=== Work to be completed ===
Go through the data below and copy it exactly, skipping every picture.

Figure content listings:

START

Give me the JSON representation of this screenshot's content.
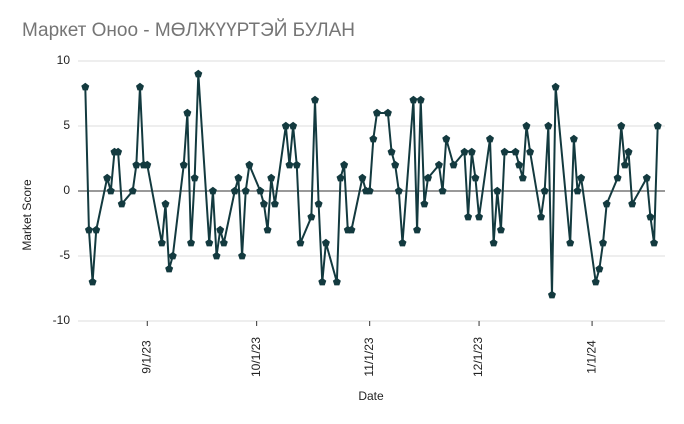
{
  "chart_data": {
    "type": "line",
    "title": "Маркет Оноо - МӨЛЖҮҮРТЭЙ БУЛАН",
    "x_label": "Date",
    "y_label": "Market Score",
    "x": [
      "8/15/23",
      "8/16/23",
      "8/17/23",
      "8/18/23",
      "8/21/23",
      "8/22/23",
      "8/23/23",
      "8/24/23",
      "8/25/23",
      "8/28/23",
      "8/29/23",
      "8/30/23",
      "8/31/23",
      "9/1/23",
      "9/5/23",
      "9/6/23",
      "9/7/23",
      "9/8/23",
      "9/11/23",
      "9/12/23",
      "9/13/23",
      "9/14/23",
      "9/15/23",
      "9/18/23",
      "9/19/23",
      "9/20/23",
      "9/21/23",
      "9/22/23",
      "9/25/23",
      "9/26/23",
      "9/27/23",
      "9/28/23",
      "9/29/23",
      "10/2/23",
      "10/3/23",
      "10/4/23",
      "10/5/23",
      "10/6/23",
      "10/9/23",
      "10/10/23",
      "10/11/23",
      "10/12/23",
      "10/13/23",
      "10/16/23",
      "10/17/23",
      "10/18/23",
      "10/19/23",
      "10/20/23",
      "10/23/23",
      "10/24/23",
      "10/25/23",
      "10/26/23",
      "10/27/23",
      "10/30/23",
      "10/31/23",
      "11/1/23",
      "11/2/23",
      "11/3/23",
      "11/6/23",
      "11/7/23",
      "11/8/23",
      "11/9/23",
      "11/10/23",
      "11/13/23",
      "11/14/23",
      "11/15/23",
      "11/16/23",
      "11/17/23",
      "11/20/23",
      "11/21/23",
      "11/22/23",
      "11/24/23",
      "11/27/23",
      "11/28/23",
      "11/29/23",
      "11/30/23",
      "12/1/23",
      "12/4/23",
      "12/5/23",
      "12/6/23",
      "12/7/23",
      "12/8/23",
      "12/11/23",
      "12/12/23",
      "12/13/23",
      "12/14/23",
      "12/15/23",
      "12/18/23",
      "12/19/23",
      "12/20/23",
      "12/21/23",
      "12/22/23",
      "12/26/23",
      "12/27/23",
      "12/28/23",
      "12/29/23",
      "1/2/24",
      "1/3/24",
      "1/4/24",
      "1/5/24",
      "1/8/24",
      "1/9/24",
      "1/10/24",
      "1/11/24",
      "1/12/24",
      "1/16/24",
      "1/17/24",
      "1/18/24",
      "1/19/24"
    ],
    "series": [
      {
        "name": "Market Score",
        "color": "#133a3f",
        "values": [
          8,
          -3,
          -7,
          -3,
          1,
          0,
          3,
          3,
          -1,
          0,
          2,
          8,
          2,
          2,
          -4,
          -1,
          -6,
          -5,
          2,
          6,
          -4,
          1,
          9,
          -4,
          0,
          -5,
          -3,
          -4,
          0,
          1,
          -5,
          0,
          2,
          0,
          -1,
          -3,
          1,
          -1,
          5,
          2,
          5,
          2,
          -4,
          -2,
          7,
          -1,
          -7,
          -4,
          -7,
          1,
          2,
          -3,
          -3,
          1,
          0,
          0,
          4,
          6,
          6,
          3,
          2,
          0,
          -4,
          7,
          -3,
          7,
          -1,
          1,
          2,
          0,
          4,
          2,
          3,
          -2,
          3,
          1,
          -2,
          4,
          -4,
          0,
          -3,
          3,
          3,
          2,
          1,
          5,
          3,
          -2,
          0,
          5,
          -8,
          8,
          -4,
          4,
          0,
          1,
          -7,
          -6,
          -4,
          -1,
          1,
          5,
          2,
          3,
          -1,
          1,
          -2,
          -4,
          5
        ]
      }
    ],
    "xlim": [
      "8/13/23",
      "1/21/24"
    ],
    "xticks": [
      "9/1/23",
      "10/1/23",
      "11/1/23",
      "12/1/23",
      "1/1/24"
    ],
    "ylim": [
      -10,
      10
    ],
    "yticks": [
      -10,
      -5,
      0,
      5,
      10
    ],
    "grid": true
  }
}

END

=== Written answer ===
Give me the JSON representation of this screenshot's content.
{
  "chart_data": {
    "type": "line",
    "title": "Маркет Оноо - МӨЛЖҮҮРТЭЙ БУЛАН",
    "x_label": "Date",
    "y_label": "Market Score",
    "x": [
      "8/15/23",
      "8/16/23",
      "8/17/23",
      "8/18/23",
      "8/21/23",
      "8/22/23",
      "8/23/23",
      "8/24/23",
      "8/25/23",
      "8/28/23",
      "8/29/23",
      "8/30/23",
      "8/31/23",
      "9/1/23",
      "9/5/23",
      "9/6/23",
      "9/7/23",
      "9/8/23",
      "9/11/23",
      "9/12/23",
      "9/13/23",
      "9/14/23",
      "9/15/23",
      "9/18/23",
      "9/19/23",
      "9/20/23",
      "9/21/23",
      "9/22/23",
      "9/25/23",
      "9/26/23",
      "9/27/23",
      "9/28/23",
      "9/29/23",
      "10/2/23",
      "10/3/23",
      "10/4/23",
      "10/5/23",
      "10/6/23",
      "10/9/23",
      "10/10/23",
      "10/11/23",
      "10/12/23",
      "10/13/23",
      "10/16/23",
      "10/17/23",
      "10/18/23",
      "10/19/23",
      "10/20/23",
      "10/23/23",
      "10/24/23",
      "10/25/23",
      "10/26/23",
      "10/27/23",
      "10/30/23",
      "10/31/23",
      "11/1/23",
      "11/2/23",
      "11/3/23",
      "11/6/23",
      "11/7/23",
      "11/8/23",
      "11/9/23",
      "11/10/23",
      "11/13/23",
      "11/14/23",
      "11/15/23",
      "11/16/23",
      "11/17/23",
      "11/20/23",
      "11/21/23",
      "11/22/23",
      "11/24/23",
      "11/27/23",
      "11/28/23",
      "11/29/23",
      "11/30/23",
      "12/1/23",
      "12/4/23",
      "12/5/23",
      "12/6/23",
      "12/7/23",
      "12/8/23",
      "12/11/23",
      "12/12/23",
      "12/13/23",
      "12/14/23",
      "12/15/23",
      "12/18/23",
      "12/19/23",
      "12/20/23",
      "12/21/23",
      "12/22/23",
      "12/26/23",
      "12/27/23",
      "12/28/23",
      "12/29/23",
      "1/2/24",
      "1/3/24",
      "1/4/24",
      "1/5/24",
      "1/8/24",
      "1/9/24",
      "1/10/24",
      "1/11/24",
      "1/12/24",
      "1/16/24",
      "1/17/24",
      "1/18/24",
      "1/19/24"
    ],
    "series": [
      {
        "name": "Market Score",
        "color": "#133a3f",
        "values": [
          8,
          -3,
          -7,
          -3,
          1,
          0,
          3,
          3,
          -1,
          0,
          2,
          8,
          2,
          2,
          -4,
          -1,
          -6,
          -5,
          2,
          6,
          -4,
          1,
          9,
          -4,
          0,
          -5,
          -3,
          -4,
          0,
          1,
          -5,
          0,
          2,
          0,
          -1,
          -3,
          1,
          -1,
          5,
          2,
          5,
          2,
          -4,
          -2,
          7,
          -1,
          -7,
          -4,
          -7,
          1,
          2,
          -3,
          -3,
          1,
          0,
          0,
          4,
          6,
          6,
          3,
          2,
          0,
          -4,
          7,
          -3,
          7,
          -1,
          1,
          2,
          0,
          4,
          2,
          3,
          -2,
          3,
          1,
          -2,
          4,
          -4,
          0,
          -3,
          3,
          3,
          2,
          1,
          5,
          3,
          -2,
          0,
          5,
          -8,
          8,
          -4,
          4,
          0,
          1,
          -7,
          -6,
          -4,
          -1,
          1,
          5,
          2,
          3,
          -1,
          1,
          -2,
          -4,
          5
        ]
      }
    ],
    "xlim": [
      "8/13/23",
      "1/21/24"
    ],
    "xticks": [
      "9/1/23",
      "10/1/23",
      "11/1/23",
      "12/1/23",
      "1/1/24"
    ],
    "ylim": [
      -10,
      10
    ],
    "yticks": [
      -10,
      -5,
      0,
      5,
      10
    ],
    "grid": true
  }
}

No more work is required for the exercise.